_任务要求_. 能否用两句话概括这篇关于CNN注意力机制的文档？

_文档_.

CNN中的注意力机制

SE

Squeeze-and-Excitation Networks。

通过全局平均池化，先降维再升维的变换，使用sigmoid函数实现特征的重标定，给通道赋值不同的权重，最后再将权重加载到输入中。

class SELayer(nn.Module):
    def __init__(self, channel, reduction=16):
        super(SELayer, self).__init__()
        self.avg_pool = nn.AdaptiveAvgPool2d(1)
        self.fc = nn.Sequential(
            nn.Linear(channel, channel // reduction, bias=False),
            nn.ReLU(inplace=True),
            nn.Linear(channel // reduction, channel, bias=False),
            nn.Sigmoid()
        )

    def forward(self, x):
        b, c, _, _ = x.size()
        y = self.avg_pool(x).view(b, c)
        y = self.fc(y).view(b, c, 1, 1)
        return x * y.expand_as(x)

SE模块和残差模块结合，一般放在残差分支，和输入相加之前，可以对残差分支学习到的特征进行加权调整，从而增强高级特征的表达能力。

class SEBasicBlock(nn.Module):
    expansion = 1

    def __init__(self, inplanes, planes, stride=1, downsample=None, groups=1,
                 base_width=64, dilation=1, norm_layer=None,
                 *, reduction=16):
        super(SEBasicBlock, self).__init__()
        self.conv1 = nn.Conv2d(inplanes, planes, kernel_size=3,stride=stride, padding=1)
        self.bn1 = nn.BatchNorm2d(planes)
        self.relu = nn.ReLU(inplace=True)
        self.conv2 = nn.Conv2d(planes, planes, kernel_size=3,stride=1, padding=1)
        self.bn2 = nn.BatchNorm2d(planes)
        self.se = SELayer(planes, reduction)
        self.downsample = downsample
        self.stride = stride

    def forward(self, x):
        residual = x
        out = self.relu(self.bn1(self.conv1(x)))
        out = self.se(self.bn2(self.conv2(out)))  #use SE

        if self.downsample is not None:
            residual = self.downsample(x)

        out += residual
        out = self.relu(out)

        return out

ECA

Effificient Channel Attention for Deep Convolutional Neural Networks。

作者经过实验研究表明，SENet中降维对通道的注意力预测带来了副作用，提出了一种不降维的局部跨通道交互策略，使用一维卷积替代了SENet中的MLP。

class ECALayer(nn.Module):
    """Constructs a ECA module.
    Args:
        channel: Number of channels of the input feature map
        k_size: Adaptive selection of kernel size
    """

数据集行:

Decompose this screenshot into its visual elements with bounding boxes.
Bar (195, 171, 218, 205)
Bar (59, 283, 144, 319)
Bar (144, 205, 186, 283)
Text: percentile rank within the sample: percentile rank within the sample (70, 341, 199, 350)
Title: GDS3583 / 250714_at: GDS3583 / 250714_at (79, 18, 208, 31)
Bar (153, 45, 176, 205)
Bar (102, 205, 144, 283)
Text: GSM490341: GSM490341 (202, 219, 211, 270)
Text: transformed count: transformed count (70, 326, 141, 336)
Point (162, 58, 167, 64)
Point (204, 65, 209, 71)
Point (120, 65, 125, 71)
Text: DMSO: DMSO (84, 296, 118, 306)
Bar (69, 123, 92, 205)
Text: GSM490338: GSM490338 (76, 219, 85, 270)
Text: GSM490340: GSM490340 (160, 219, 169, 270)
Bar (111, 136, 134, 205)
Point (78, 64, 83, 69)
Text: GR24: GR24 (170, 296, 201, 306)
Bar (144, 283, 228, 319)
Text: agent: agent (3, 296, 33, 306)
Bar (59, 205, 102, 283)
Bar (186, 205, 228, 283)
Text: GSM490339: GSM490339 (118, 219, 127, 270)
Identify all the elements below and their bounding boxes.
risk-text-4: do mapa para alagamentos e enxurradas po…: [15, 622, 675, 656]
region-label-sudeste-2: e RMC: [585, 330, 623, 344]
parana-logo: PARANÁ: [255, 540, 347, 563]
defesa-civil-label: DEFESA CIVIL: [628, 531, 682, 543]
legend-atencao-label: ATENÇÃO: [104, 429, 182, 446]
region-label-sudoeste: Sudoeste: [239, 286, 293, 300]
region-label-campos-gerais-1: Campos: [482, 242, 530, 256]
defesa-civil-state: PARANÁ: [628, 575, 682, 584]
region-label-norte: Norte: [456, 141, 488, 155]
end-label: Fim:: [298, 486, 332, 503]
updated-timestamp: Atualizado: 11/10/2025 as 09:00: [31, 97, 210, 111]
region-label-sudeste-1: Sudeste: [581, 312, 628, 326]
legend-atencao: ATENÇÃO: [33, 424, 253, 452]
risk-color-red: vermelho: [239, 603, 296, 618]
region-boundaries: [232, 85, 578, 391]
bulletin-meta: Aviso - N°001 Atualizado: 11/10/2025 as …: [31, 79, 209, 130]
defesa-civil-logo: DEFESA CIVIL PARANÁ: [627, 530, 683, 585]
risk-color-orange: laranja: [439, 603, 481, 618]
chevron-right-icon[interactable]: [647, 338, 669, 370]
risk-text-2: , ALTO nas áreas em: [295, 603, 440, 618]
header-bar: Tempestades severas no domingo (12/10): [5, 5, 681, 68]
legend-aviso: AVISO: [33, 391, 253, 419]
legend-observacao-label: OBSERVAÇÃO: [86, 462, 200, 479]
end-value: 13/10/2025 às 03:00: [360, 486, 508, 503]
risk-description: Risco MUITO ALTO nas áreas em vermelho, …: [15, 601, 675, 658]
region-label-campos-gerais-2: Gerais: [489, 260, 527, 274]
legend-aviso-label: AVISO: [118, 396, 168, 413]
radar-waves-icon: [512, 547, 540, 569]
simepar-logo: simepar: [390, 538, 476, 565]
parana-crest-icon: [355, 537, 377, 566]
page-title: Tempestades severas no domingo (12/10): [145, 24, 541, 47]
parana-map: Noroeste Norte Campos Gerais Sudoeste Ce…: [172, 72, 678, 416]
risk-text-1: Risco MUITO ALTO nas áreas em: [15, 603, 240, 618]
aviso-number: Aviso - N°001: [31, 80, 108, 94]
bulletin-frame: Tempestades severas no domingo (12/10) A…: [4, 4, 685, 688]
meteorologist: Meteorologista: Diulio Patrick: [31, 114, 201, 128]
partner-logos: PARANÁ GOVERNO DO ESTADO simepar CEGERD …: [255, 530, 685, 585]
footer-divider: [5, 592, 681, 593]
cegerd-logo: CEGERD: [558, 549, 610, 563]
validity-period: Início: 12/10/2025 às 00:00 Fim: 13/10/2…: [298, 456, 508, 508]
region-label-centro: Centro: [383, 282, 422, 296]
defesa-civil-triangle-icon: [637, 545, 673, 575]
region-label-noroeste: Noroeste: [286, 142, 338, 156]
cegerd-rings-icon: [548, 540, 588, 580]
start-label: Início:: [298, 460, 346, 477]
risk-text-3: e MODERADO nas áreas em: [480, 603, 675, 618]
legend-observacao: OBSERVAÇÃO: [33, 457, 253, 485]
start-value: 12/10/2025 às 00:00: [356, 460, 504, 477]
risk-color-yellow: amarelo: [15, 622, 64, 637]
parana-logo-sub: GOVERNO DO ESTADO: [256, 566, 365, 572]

_正确答案_. SE模块通过全局平均池化和先降维再升维的变换，用sigmoid函数给通道赋予不同权重，再将权重加载到输入中；它与残差模块结合时一般放在残差分支、与输入相加之前。ECA的作者经实验表明SENet中的降维给通道注意力预测带来了副作用，并提出了一种不降维的局部跨通道交互策略，用一维卷积替代了SENet中的MLP。